● DATASET RECORDS:
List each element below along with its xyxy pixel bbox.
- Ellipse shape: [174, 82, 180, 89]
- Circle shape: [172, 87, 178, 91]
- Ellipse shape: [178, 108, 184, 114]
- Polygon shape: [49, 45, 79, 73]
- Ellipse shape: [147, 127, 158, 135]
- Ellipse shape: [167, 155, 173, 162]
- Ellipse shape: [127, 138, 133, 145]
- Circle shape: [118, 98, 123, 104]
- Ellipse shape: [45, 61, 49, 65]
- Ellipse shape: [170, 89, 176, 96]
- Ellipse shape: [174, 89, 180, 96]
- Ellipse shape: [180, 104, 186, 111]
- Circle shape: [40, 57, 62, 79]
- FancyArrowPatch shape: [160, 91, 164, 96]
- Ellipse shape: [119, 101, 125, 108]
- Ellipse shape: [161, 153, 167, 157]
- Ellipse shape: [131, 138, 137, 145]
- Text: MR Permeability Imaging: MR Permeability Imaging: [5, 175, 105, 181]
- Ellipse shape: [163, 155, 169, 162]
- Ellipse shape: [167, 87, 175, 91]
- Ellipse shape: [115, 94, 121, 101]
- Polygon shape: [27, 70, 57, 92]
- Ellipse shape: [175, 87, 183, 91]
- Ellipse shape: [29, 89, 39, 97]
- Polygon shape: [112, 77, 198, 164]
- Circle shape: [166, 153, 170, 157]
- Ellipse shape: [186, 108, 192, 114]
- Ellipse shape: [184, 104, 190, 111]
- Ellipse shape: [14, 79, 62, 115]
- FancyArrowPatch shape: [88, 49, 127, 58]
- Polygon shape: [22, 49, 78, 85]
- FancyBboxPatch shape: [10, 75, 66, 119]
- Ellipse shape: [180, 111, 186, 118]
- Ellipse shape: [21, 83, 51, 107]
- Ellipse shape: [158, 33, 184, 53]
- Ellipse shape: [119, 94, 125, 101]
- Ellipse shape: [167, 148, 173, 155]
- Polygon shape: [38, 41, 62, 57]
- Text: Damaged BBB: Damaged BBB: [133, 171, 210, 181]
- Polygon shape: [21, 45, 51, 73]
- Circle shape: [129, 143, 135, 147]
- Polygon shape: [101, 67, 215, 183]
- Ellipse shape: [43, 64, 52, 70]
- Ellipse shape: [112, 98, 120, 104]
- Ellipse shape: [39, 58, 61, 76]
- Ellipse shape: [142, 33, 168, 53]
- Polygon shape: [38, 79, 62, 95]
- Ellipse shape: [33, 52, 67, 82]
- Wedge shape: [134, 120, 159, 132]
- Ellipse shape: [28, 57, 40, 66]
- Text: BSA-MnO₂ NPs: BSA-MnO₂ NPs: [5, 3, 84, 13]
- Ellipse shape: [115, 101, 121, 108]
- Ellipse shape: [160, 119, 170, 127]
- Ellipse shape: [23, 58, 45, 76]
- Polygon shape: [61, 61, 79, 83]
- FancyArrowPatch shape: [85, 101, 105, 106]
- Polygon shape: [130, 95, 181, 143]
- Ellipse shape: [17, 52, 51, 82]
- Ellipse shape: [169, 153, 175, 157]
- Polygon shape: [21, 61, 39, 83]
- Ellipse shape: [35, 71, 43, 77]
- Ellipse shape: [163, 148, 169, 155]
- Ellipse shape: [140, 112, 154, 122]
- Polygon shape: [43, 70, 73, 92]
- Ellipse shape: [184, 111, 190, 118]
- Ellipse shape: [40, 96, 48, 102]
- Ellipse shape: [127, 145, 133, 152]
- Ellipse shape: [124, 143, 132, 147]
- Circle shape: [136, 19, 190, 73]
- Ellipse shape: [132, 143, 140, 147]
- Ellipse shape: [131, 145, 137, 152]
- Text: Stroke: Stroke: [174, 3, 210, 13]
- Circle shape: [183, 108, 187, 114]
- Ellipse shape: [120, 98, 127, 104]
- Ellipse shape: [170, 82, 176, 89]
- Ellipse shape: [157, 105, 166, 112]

● TASK BRIEF: Copy the items from the start through the line holding "- Ellipse shape: [160, 119, 170, 127]", that line included, and change every "Polygon" to "Hexagon". Leave everything else unchanged.

● SOLVED EXERCISE:
List each element below along with its xyxy pixel bbox.
- Ellipse shape: [174, 82, 180, 89]
- Circle shape: [172, 87, 178, 91]
- Ellipse shape: [178, 108, 184, 114]
- Hexagon shape: [49, 45, 79, 73]
- Ellipse shape: [147, 127, 158, 135]
- Ellipse shape: [167, 155, 173, 162]
- Ellipse shape: [127, 138, 133, 145]
- Circle shape: [118, 98, 123, 104]
- Ellipse shape: [45, 61, 49, 65]
- Ellipse shape: [170, 89, 176, 96]
- Ellipse shape: [174, 89, 180, 96]
- Ellipse shape: [180, 104, 186, 111]
- Circle shape: [40, 57, 62, 79]
- FancyArrowPatch shape: [160, 91, 164, 96]
- Ellipse shape: [119, 101, 125, 108]
- Ellipse shape: [161, 153, 167, 157]
- Ellipse shape: [131, 138, 137, 145]
- Text: MR Permeability Imaging: MR Permeability Imaging: [5, 175, 105, 181]
- Ellipse shape: [163, 155, 169, 162]
- Ellipse shape: [167, 87, 175, 91]
- Ellipse shape: [115, 94, 121, 101]
- Hexagon shape: [27, 70, 57, 92]
- Ellipse shape: [175, 87, 183, 91]
- Ellipse shape: [29, 89, 39, 97]
- Hexagon shape: [112, 77, 198, 164]
- Circle shape: [166, 153, 170, 157]
- Ellipse shape: [186, 108, 192, 114]
- Ellipse shape: [184, 104, 190, 111]
- Ellipse shape: [14, 79, 62, 115]
- FancyArrowPatch shape: [88, 49, 127, 58]
- Hexagon shape: [22, 49, 78, 85]
- FancyBboxPatch shape: [10, 75, 66, 119]
- Ellipse shape: [180, 111, 186, 118]
- Ellipse shape: [21, 83, 51, 107]
- Ellipse shape: [158, 33, 184, 53]
- Ellipse shape: [119, 94, 125, 101]
- Ellipse shape: [167, 148, 173, 155]
- Hexagon shape: [38, 41, 62, 57]
- Text: Damaged BBB: Damaged BBB: [133, 171, 210, 181]
- Hexagon shape: [21, 45, 51, 73]
- Circle shape: [129, 143, 135, 147]
- Hexagon shape: [101, 67, 215, 183]
- Ellipse shape: [43, 64, 52, 70]
- Ellipse shape: [112, 98, 120, 104]
- Ellipse shape: [39, 58, 61, 76]
- Ellipse shape: [142, 33, 168, 53]
- Hexagon shape: [38, 79, 62, 95]
- Ellipse shape: [33, 52, 67, 82]
- Wedge shape: [134, 120, 159, 132]
- Ellipse shape: [28, 57, 40, 66]
- Text: BSA-MnO₂ NPs: BSA-MnO₂ NPs: [5, 3, 84, 13]
- Ellipse shape: [115, 101, 121, 108]
- Ellipse shape: [160, 119, 170, 127]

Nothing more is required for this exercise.